What is being asked - Output each entry below as it stands, leaving out every picture.

Listing -

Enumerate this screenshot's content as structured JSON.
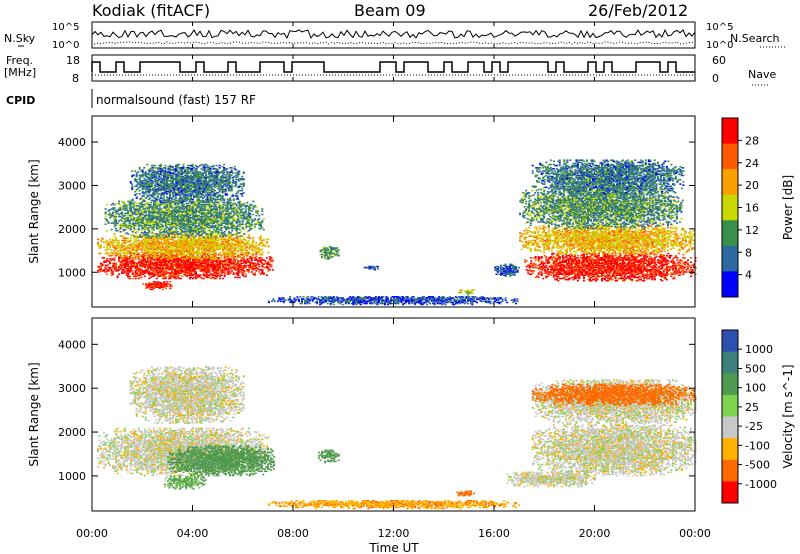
{
  "header": {
    "station": "Kodiak (fitACF)",
    "beam": "Beam 09",
    "date": "26/Feb/2012"
  },
  "top_panels": {
    "nsky_label": "N.Sky",
    "nsearch_label": "N.Search",
    "freq_label": "Freq.",
    "freq_unit": "[MHz]",
    "nave_label": "Nave",
    "cpid_label": "CPID",
    "cpid_text": "normalsound (fast) 157 RF",
    "noise_left_ticks": [
      "10^5",
      "10^0"
    ],
    "noise_right_ticks": [
      "10^5",
      "10^0"
    ],
    "freq_ticks": [
      "18",
      "8"
    ],
    "nave_ticks": [
      "60",
      "0"
    ]
  },
  "axes": {
    "ylabel": "Slant Range [km]",
    "yticks": [
      "4000",
      "3000",
      "2000",
      "1000"
    ],
    "xlabel": "Time UT",
    "xticks": [
      "00:00",
      "04:00",
      "08:00",
      "12:00",
      "16:00",
      "20:00",
      "00:00"
    ]
  },
  "colorbars": {
    "power": {
      "label": "Power [dB]",
      "ticks": [
        "28",
        "24",
        "20",
        "16",
        "12",
        "8",
        "4"
      ],
      "colors": [
        "#ff0000",
        "#ff5a00",
        "#f7a000",
        "#c8d800",
        "#3a8f4a",
        "#2c6aa0",
        "#0000ff"
      ]
    },
    "velocity": {
      "label": "Velocity [m s^-1]",
      "ticks": [
        "1000",
        "500",
        "100",
        "25",
        "-25",
        "-100",
        "-500",
        "-1000"
      ],
      "colors": [
        "#2c4fb0",
        "#3d7f7a",
        "#4f9a4f",
        "#7ed34e",
        "#c8c8c8",
        "#ffb000",
        "#ff6a00",
        "#ff0000"
      ]
    }
  },
  "chart_data": [
    {
      "type": "heatmap",
      "title": "Power [dB]",
      "xlabel": "Time UT",
      "ylabel": "Slant Range [km]",
      "xlim": [
        0,
        24
      ],
      "ylim": [
        200,
        4600
      ],
      "scale": [
        0,
        30
      ],
      "blobs": [
        {
          "t0": 0.2,
          "t1": 7.2,
          "r0": 850,
          "r1": 1450,
          "value": 28
        },
        {
          "t0": 0.2,
          "t1": 7.0,
          "r0": 1300,
          "r1": 1900,
          "value": 18
        },
        {
          "t0": 0.5,
          "t1": 6.8,
          "r0": 1800,
          "r1": 2700,
          "value": 10
        },
        {
          "t0": 1.5,
          "t1": 6.0,
          "r0": 2600,
          "r1": 3500,
          "value": 8
        },
        {
          "t0": 2.0,
          "t1": 3.2,
          "r0": 600,
          "r1": 800,
          "value": 28
        },
        {
          "t0": 9.0,
          "t1": 9.8,
          "r0": 1300,
          "r1": 1600,
          "value": 10
        },
        {
          "t0": 10.8,
          "t1": 11.4,
          "r0": 1050,
          "r1": 1150,
          "value": 6
        },
        {
          "t0": 14.5,
          "t1": 15.2,
          "r0": 480,
          "r1": 600,
          "value": 14
        },
        {
          "t0": 16.0,
          "t1": 17.0,
          "r0": 900,
          "r1": 1200,
          "value": 6
        },
        {
          "t0": 17.2,
          "t1": 24.0,
          "r0": 800,
          "r1": 1450,
          "value": 28
        },
        {
          "t0": 17.0,
          "t1": 24.0,
          "r0": 1400,
          "r1": 2100,
          "value": 18
        },
        {
          "t0": 17.0,
          "t1": 23.5,
          "r0": 2000,
          "r1": 3000,
          "value": 10
        },
        {
          "t0": 17.5,
          "t1": 23.5,
          "r0": 2800,
          "r1": 3600,
          "value": 8
        },
        {
          "t0": 7.0,
          "t1": 17.0,
          "r0": 250,
          "r1": 450,
          "value": 5
        }
      ]
    },
    {
      "type": "heatmap",
      "title": "Velocity [m s^-1]",
      "xlabel": "Time UT",
      "ylabel": "Slant Range [km]",
      "xlim": [
        0,
        24
      ],
      "ylim": [
        200,
        4600
      ],
      "scale": [
        -1000,
        1000
      ],
      "blobs": [
        {
          "t0": 0.2,
          "t1": 7.0,
          "r0": 1000,
          "r1": 2100,
          "value": 0
        },
        {
          "t0": 3.0,
          "t1": 7.2,
          "r0": 1000,
          "r1": 1700,
          "value": 200
        },
        {
          "t0": 2.8,
          "t1": 4.5,
          "r0": 700,
          "r1": 1000,
          "value": 60
        },
        {
          "t0": 1.5,
          "t1": 6.0,
          "r0": 2200,
          "r1": 3500,
          "value": 0
        },
        {
          "t0": 9.0,
          "t1": 9.8,
          "r0": 1300,
          "r1": 1600,
          "value": 200
        },
        {
          "t0": 14.5,
          "t1": 15.2,
          "r0": 520,
          "r1": 650,
          "value": -150
        },
        {
          "t0": 16.5,
          "t1": 20.0,
          "r0": 750,
          "r1": 1100,
          "value": 0
        },
        {
          "t0": 17.5,
          "t1": 24.0,
          "r0": 1000,
          "r1": 2200,
          "value": 0
        },
        {
          "t0": 17.5,
          "t1": 24.0,
          "r0": 2200,
          "r1": 3200,
          "value": 0
        },
        {
          "t0": 17.5,
          "t1": 24.0,
          "r0": 2600,
          "r1": 3100,
          "value": -300
        },
        {
          "t0": 7.0,
          "t1": 17.0,
          "r0": 250,
          "r1": 450,
          "value": -80
        }
      ]
    }
  ]
}
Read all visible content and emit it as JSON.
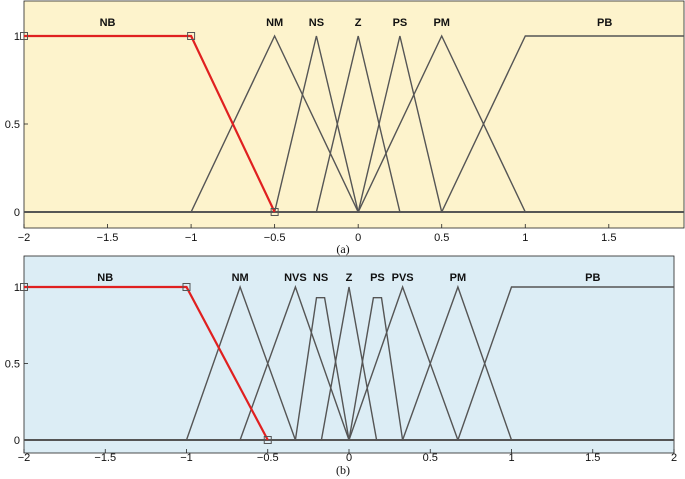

Written response -
Enumerate this screenshot's content as structured JSON.
{
  "header": {
    "station": "Kodiak (fitACF)",
    "beam": "Beam 09",
    "date": "26/Feb/2012"
  },
  "top_panels": {
    "nsky_label": "N.Sky",
    "nsearch_label": "N.Search",
    "freq_label": "Freq.",
    "freq_unit": "[MHz]",
    "nave_label": "Nave",
    "cpid_label": "CPID",
    "cpid_text": "normalsound (fast) 157 RF",
    "noise_left_ticks": [
      "10^5",
      "10^0"
    ],
    "noise_right_ticks": [
      "10^5",
      "10^0"
    ],
    "freq_ticks": [
      "18",
      "8"
    ],
    "nave_ticks": [
      "60",
      "0"
    ]
  },
  "axes": {
    "ylabel": "Slant Range [km]",
    "yticks": [
      "4000",
      "3000",
      "2000",
      "1000"
    ],
    "xlabel": "Time UT",
    "xticks": [
      "00:00",
      "04:00",
      "08:00",
      "12:00",
      "16:00",
      "20:00",
      "00:00"
    ]
  },
  "colorbars": {
    "power": {
      "label": "Power [dB]",
      "ticks": [
        "28",
        "24",
        "20",
        "16",
        "12",
        "8",
        "4"
      ],
      "colors": [
        "#ff0000",
        "#ff5a00",
        "#f7a000",
        "#c8d800",
        "#3a8f4a",
        "#2c6aa0",
        "#0000ff"
      ]
    },
    "velocity": {
      "label": "Velocity [m s^-1]",
      "ticks": [
        "1000",
        "500",
        "100",
        "25",
        "-25",
        "-100",
        "-500",
        "-1000"
      ],
      "colors": [
        "#2c4fb0",
        "#3d7f7a",
        "#4f9a4f",
        "#7ed34e",
        "#c8c8c8",
        "#ffb000",
        "#ff6a00",
        "#ff0000"
      ]
    }
  },
  "chart_data": [
    {
      "type": "heatmap",
      "title": "Power [dB]",
      "xlabel": "Time UT",
      "ylabel": "Slant Range [km]",
      "xlim": [
        0,
        24
      ],
      "ylim": [
        200,
        4600
      ],
      "scale": [
        0,
        30
      ],
      "blobs": [
        {
          "t0": 0.2,
          "t1": 7.2,
          "r0": 850,
          "r1": 1450,
          "value": 28
        },
        {
          "t0": 0.2,
          "t1": 7.0,
          "r0": 1300,
          "r1": 1900,
          "value": 18
        },
        {
          "t0": 0.5,
          "t1": 6.8,
          "r0": 1800,
          "r1": 2700,
          "value": 10
        },
        {
          "t0": 1.5,
          "t1": 6.0,
          "r0": 2600,
          "r1": 3500,
          "value": 8
        },
        {
          "t0": 2.0,
          "t1": 3.2,
          "r0": 600,
          "r1": 800,
          "value": 28
        },
        {
          "t0": 9.0,
          "t1": 9.8,
          "r0": 1300,
          "r1": 1600,
          "value": 10
        },
        {
          "t0": 10.8,
          "t1": 11.4,
          "r0": 1050,
          "r1": 1150,
          "value": 6
        },
        {
          "t0": 14.5,
          "t1": 15.2,
          "r0": 480,
          "r1": 600,
          "value": 14
        },
        {
          "t0": 16.0,
          "t1": 17.0,
          "r0": 900,
          "r1": 1200,
          "value": 6
        },
        {
          "t0": 17.2,
          "t1": 24.0,
          "r0": 800,
          "r1": 1450,
          "value": 28
        },
        {
          "t0": 17.0,
          "t1": 24.0,
          "r0": 1400,
          "r1": 2100,
          "value": 18
        },
        {
          "t0": 17.0,
          "t1": 23.5,
          "r0": 2000,
          "r1": 3000,
          "value": 10
        },
        {
          "t0": 17.5,
          "t1": 23.5,
          "r0": 2800,
          "r1": 3600,
          "value": 8
        },
        {
          "t0": 7.0,
          "t1": 17.0,
          "r0": 250,
          "r1": 450,
          "value": 5
        }
      ]
    },
    {
      "type": "heatmap",
      "title": "Velocity [m s^-1]",
      "xlabel": "Time UT",
      "ylabel": "Slant Range [km]",
      "xlim": [
        0,
        24
      ],
      "ylim": [
        200,
        4600
      ],
      "scale": [
        -1000,
        1000
      ],
      "blobs": [
        {
          "t0": 0.2,
          "t1": 7.0,
          "r0": 1000,
          "r1": 2100,
          "value": 0
        },
        {
          "t0": 3.0,
          "t1": 7.2,
          "r0": 1000,
          "r1": 1700,
          "value": 200
        },
        {
          "t0": 2.8,
          "t1": 4.5,
          "r0": 700,
          "r1": 1000,
          "value": 60
        },
        {
          "t0": 1.5,
          "t1": 6.0,
          "r0": 2200,
          "r1": 3500,
          "value": 0
        },
        {
          "t0": 9.0,
          "t1": 9.8,
          "r0": 1300,
          "r1": 1600,
          "value": 200
        },
        {
          "t0": 14.5,
          "t1": 15.2,
          "r0": 520,
          "r1": 650,
          "value": -150
        },
        {
          "t0": 16.5,
          "t1": 20.0,
          "r0": 750,
          "r1": 1100,
          "value": 0
        },
        {
          "t0": 17.5,
          "t1": 24.0,
          "r0": 1000,
          "r1": 2200,
          "value": 0
        },
        {
          "t0": 17.5,
          "t1": 24.0,
          "r0": 2200,
          "r1": 3200,
          "value": 0
        },
        {
          "t0": 17.5,
          "t1": 24.0,
          "r0": 2600,
          "r1": 3100,
          "value": -300
        },
        {
          "t0": 7.0,
          "t1": 17.0,
          "r0": 250,
          "r1": 450,
          "value": -80
        }
      ]
    }
  ]
}
Read all visible content and emit it as JSON.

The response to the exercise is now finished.